> **Exercise directions**: Within the listing below, locate all lines containing the word "image". Copy each one.
--- --- ---
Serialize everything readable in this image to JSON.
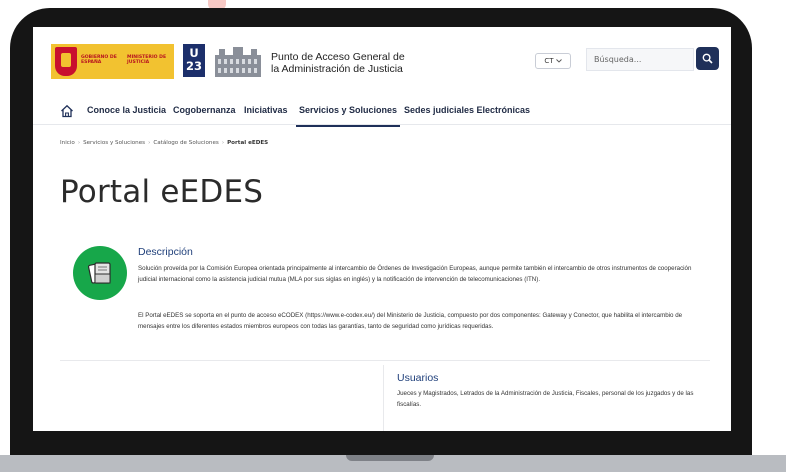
{
  "header": {
    "gobierno_label": "GOBIERNO DE ESPAÑA",
    "ministerio_label": "MINISTERIO DE JUSTICIA",
    "u23_label": "U 23",
    "portal_title_line1": "Punto de Acceso General de",
    "portal_title_line2": "la Administración de Justicia",
    "language": "CT",
    "search_placeholder": "Búsqueda...",
    "brand_color": "#1f3059"
  },
  "nav": {
    "items": [
      {
        "label": "Conoce la Justicia"
      },
      {
        "label": "Cogobernanza"
      },
      {
        "label": "Iniciativas"
      },
      {
        "label": "Servicios y Soluciones"
      },
      {
        "label": "Sedes judiciales Electrónicas"
      }
    ],
    "active": "Servicios y Soluciones"
  },
  "breadcrumb": {
    "items": [
      "Inicio",
      "Servicios y Soluciones",
      "Catálogo de Soluciones",
      "Portal eEDES"
    ]
  },
  "page": {
    "title": "Portal eEDES",
    "accent_color": "#17a74a",
    "description": {
      "heading": "Descripción",
      "paragraph1": "Solución proveída por la Comisión Europea orientada principalmente al intercambio de Órdenes de Investigación Europeas, aunque permite también el intercambio de otros instrumentos de cooperación judicial internacional como la asistencia judicial mutua (MLA por sus siglas en inglés) y la notificación de intervención de telecomunicaciones (ITN).",
      "paragraph2": "El Portal eEDES se soporta en el punto de acceso eCODEX (https://www.e-codex.eu/) del Ministerio de Justicia, compuesto por dos componentes: Gateway y Conector, que habilita el intercambio de mensajes entre los diferentes estados miembros europeos con todas las garantías, tanto de seguridad como jurídicas requeridas."
    },
    "users": {
      "heading": "Usuarios",
      "text": "Jueces y Magistrados, Letrados de la Administración de Justicia, Fiscales, personal de los juzgados y de las fiscalías."
    }
  }
}
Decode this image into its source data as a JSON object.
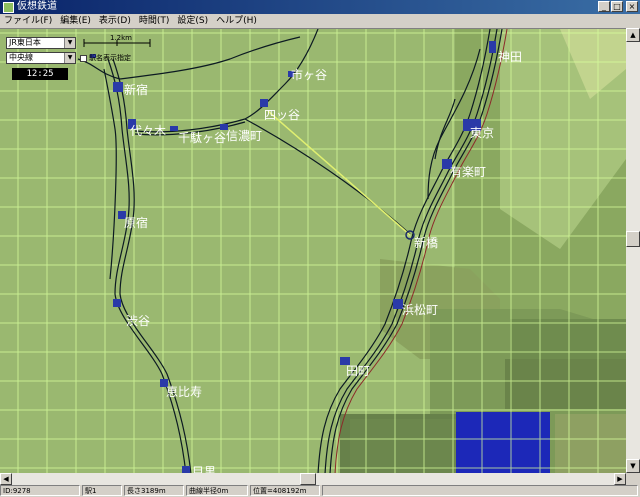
{
  "window": {
    "title": "仮想鉄道"
  },
  "menu": [
    "ファイル(F)",
    "編集(E)",
    "表示(D)",
    "時間(T)",
    "設定(S)",
    "ヘルプ(H)"
  ],
  "controls": {
    "company": "JR東日本",
    "line": "中央線",
    "clock": "12:25",
    "scale_label": "1.2km",
    "name_check_label": "駅名表示指定"
  },
  "stations": [
    "神田",
    "市ヶ谷",
    "新宿",
    "四ッ谷",
    "代々木",
    "千駄ヶ谷",
    "信濃町",
    "東京",
    "有楽町",
    "原宿",
    "新橋",
    "浜松町",
    "渋谷",
    "田町",
    "恵比寿",
    "目黒"
  ],
  "status": {
    "id": "ID:9278",
    "index": "駅1",
    "length": "長さ3189m",
    "radius": "曲線半径0m",
    "position": "位置=408192m"
  },
  "colors": {
    "map_bg": "#9ab870",
    "grid": "#d8ff9c",
    "rail": "#0c1a22",
    "station": "#2a3aa8",
    "water": "#1c28b8",
    "link": "#e0f070"
  },
  "icons": {
    "min": "minimize-icon",
    "max": "maximize-icon",
    "close": "close-icon"
  }
}
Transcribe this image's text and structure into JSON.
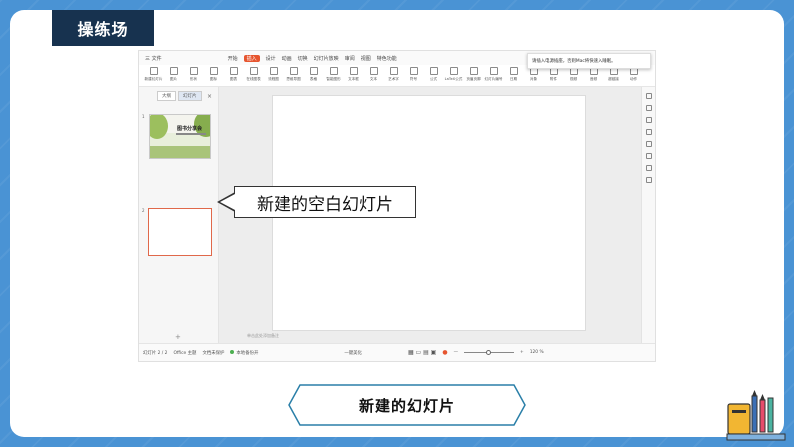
{
  "title_tag": "操练场",
  "menu": {
    "items": [
      "三 文件",
      "开始",
      "插入",
      "设计",
      "动画",
      "切换",
      "幻灯片放映",
      "审阅",
      "视图",
      "特色功能"
    ],
    "active_index": 2
  },
  "notice": "请插入电源插座，否则Mac将快速入睡眠。",
  "ribbon": [
    "新建幻灯片",
    "图片",
    "形状",
    "图标",
    "图表",
    "在线图表",
    "流程图",
    "思维导图",
    "表格",
    "智能图形",
    "文本框",
    "文本",
    "艺术字",
    "符号",
    "公式",
    "LaTeX公式",
    "页眉页脚",
    "幻灯片编号",
    "日期",
    "对象",
    "附件",
    "视频",
    "音频",
    "超链接",
    "动作"
  ],
  "panel": {
    "tab_outline": "大纲",
    "tab_slides": "幻灯片",
    "close": "×"
  },
  "thumbs": {
    "num1": "1",
    "num2": "2",
    "slide1_title": "图书分享会"
  },
  "add_slide": "+",
  "notes_placeholder": "单击此处添加备注",
  "status": {
    "slide_count": "幻灯片 2 / 2",
    "theme": "Office 主题",
    "protect": "文档未保护",
    "saved": "本地备份开",
    "beautify": "一键美化",
    "zoom": "120 %"
  },
  "callout": "新建的空白幻灯片",
  "bottom_button": "新建的幻灯片",
  "colors": {
    "background": "#4a93d4",
    "title_tag": "#17324f",
    "accent": "#e6552f",
    "button_border": "#2a7fa8"
  }
}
--- --- ---
> **In response**:
Serialize everything readable in this image to JSON.
Decode this image into its source data as a JSON object.
Transcribe this image's text and structure into JSON.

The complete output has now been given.